**TASK GOAL**
Each entry that follows is to be retyped exactly. Pictures do not belong in the copy.
+++ DATA TO PROCESS +++
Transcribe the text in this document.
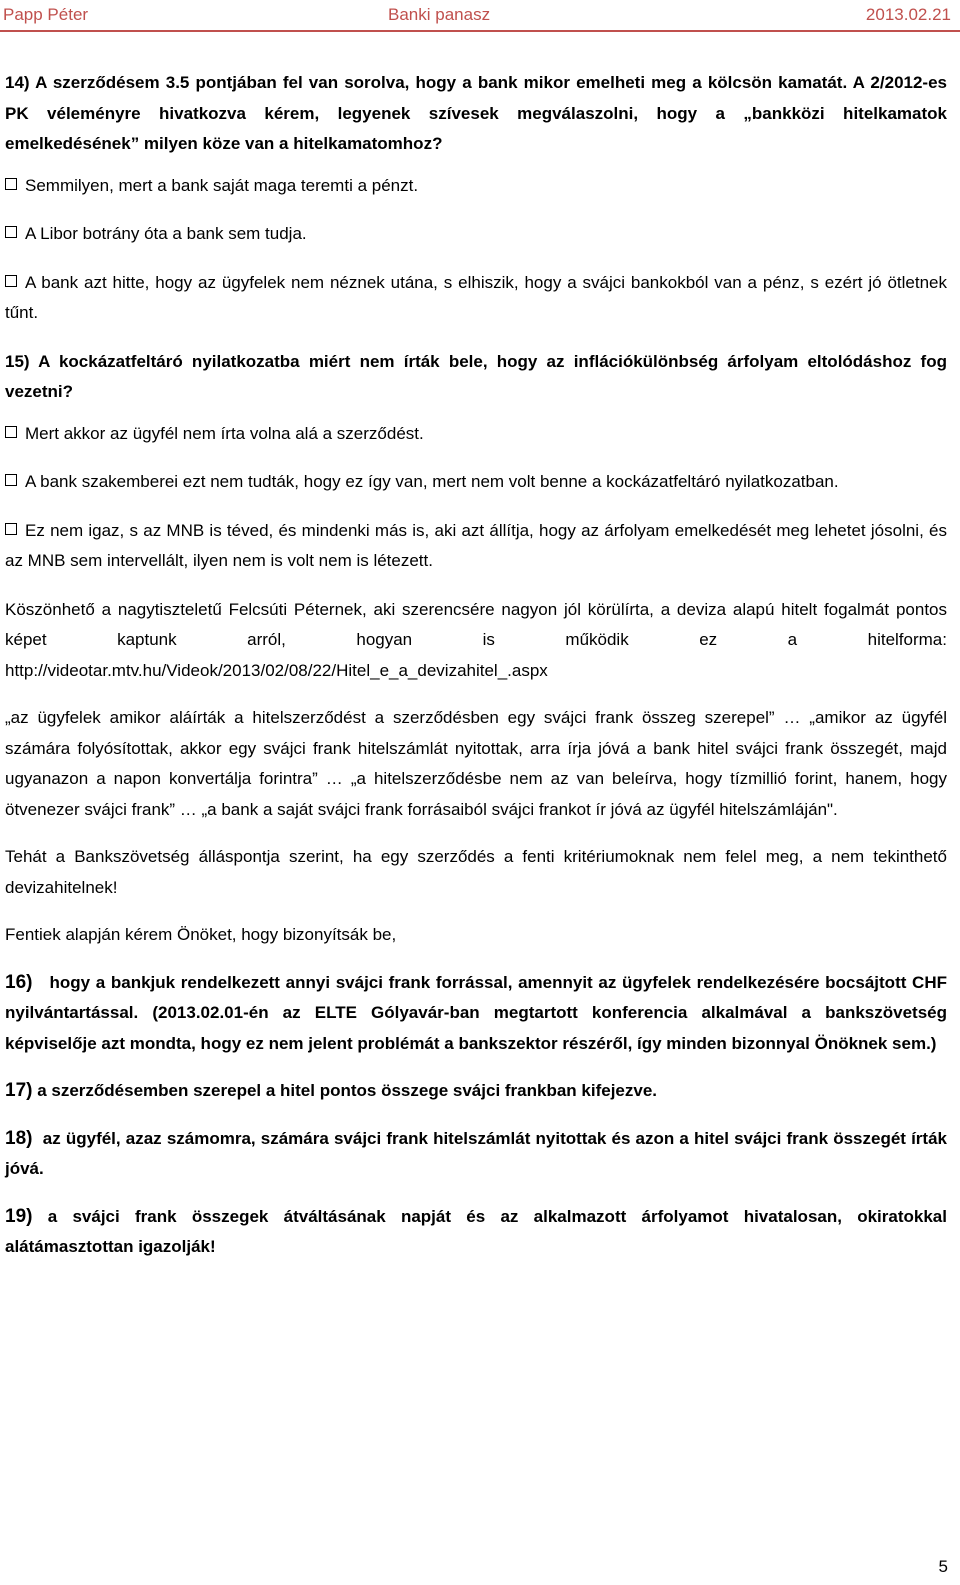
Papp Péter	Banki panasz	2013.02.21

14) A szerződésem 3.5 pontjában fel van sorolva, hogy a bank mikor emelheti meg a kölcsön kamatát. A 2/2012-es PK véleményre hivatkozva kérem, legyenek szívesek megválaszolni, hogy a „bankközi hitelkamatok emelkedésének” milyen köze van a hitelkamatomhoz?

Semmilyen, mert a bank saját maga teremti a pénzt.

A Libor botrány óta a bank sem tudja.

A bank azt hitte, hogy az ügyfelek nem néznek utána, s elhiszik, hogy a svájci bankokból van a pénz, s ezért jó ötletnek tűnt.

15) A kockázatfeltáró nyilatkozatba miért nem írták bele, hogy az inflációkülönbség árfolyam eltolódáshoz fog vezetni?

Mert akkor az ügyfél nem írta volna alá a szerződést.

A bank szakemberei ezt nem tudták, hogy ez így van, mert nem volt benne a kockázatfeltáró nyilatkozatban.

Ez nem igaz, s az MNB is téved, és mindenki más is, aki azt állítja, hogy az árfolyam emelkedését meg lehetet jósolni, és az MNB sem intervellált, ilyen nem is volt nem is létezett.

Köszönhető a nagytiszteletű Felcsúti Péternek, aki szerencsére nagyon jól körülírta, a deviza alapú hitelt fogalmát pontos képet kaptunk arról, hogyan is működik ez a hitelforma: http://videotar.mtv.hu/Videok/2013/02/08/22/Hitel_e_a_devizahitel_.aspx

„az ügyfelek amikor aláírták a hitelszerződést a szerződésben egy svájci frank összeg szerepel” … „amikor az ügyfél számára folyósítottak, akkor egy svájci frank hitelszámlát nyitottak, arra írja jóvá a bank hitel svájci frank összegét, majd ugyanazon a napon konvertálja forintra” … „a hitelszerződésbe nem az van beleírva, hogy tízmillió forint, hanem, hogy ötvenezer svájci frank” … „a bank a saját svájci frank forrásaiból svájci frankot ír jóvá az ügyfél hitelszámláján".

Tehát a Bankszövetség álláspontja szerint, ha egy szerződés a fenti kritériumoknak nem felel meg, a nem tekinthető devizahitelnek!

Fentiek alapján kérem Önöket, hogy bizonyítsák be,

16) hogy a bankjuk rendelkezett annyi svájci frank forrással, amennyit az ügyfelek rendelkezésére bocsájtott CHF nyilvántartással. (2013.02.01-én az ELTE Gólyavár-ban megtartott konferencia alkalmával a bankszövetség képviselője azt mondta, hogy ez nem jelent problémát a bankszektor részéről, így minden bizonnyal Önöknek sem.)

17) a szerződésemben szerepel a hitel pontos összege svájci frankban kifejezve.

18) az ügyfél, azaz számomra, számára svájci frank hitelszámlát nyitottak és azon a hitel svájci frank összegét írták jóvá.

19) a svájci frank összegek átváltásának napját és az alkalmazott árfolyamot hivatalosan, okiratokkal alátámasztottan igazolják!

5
+++
**ANSWER FOR THE TASK**
Transcribe the text in this document.
Papp Péter	Banki panasz	2013.02.21

14) A szerződésem 3.5 pontjában fel van sorolva, hogy a bank mikor emelheti meg a kölcsön kamatát. A 2/2012-es PK véleményre hivatkozva kérem, legyenek szívesek megválaszolni, hogy a „bankközi hitelkamatok emelkedésének” milyen köze van a hitelkamatomhoz?

Semmilyen, mert a bank saját maga teremti a pénzt.

A Libor botrány óta a bank sem tudja.

A bank azt hitte, hogy az ügyfelek nem néznek utána, s elhiszik, hogy a svájci bankokból van a pénz, s ezért jó ötletnek tűnt.

15) A kockázatfeltáró nyilatkozatba miért nem írták bele, hogy az inflációkülönbség árfolyam eltolódáshoz fog vezetni?

Mert akkor az ügyfél nem írta volna alá a szerződést.

A bank szakemberei ezt nem tudták, hogy ez így van, mert nem volt benne a kockázatfeltáró nyilatkozatban.

Ez nem igaz, s az MNB is téved, és mindenki más is, aki azt állítja, hogy az árfolyam emelkedését meg lehetet jósolni, és az MNB sem intervellált, ilyen nem is volt nem is létezett.

Köszönhető a nagytiszteletű Felcsúti Péternek, aki szerencsére nagyon jól körülírta, a deviza alapú hitelt fogalmát pontos képet kaptunk arról, hogyan is működik ez a hitelforma: http://videotar.mtv.hu/Videok/2013/02/08/22/Hitel_e_a_devizahitel_.aspx

„az ügyfelek amikor aláírták a hitelszerződést a szerződésben egy svájci frank összeg szerepel” … „amikor az ügyfél számára folyósítottak, akkor egy svájci frank hitelszámlát nyitottak, arra írja jóvá a bank hitel svájci frank összegét, majd ugyanazon a napon konvertálja forintra” … „a hitelszerződésbe nem az van beleírva, hogy tízmillió forint, hanem, hogy ötvenezer svájci frank” … „a bank a saját svájci frank forrásaiból svájci frankot ír jóvá az ügyfél hitelszámláján".

Tehát a Bankszövetség álláspontja szerint, ha egy szerződés a fenti kritériumoknak nem felel meg, a nem tekinthető devizahitelnek!

Fentiek alapján kérem Önöket, hogy bizonyítsák be,

16) hogy a bankjuk rendelkezett annyi svájci frank forrással, amennyit az ügyfelek rendelkezésére bocsájtott CHF nyilvántartással. (2013.02.01-én az ELTE Gólyavár-ban megtartott konferencia alkalmával a bankszövetség képviselője azt mondta, hogy ez nem jelent problémát a bankszektor részéről, így minden bizonnyal Önöknek sem.)

17) a szerződésemben szerepel a hitel pontos összege svájci frankban kifejezve.

18) az ügyfél, azaz számomra, számára svájci frank hitelszámlát nyitottak és azon a hitel svájci frank összegét írták jóvá.

19) a svájci frank összegek átváltásának napját és az alkalmazott árfolyamot hivatalosan, okiratokkal alátámasztottan igazolják!

5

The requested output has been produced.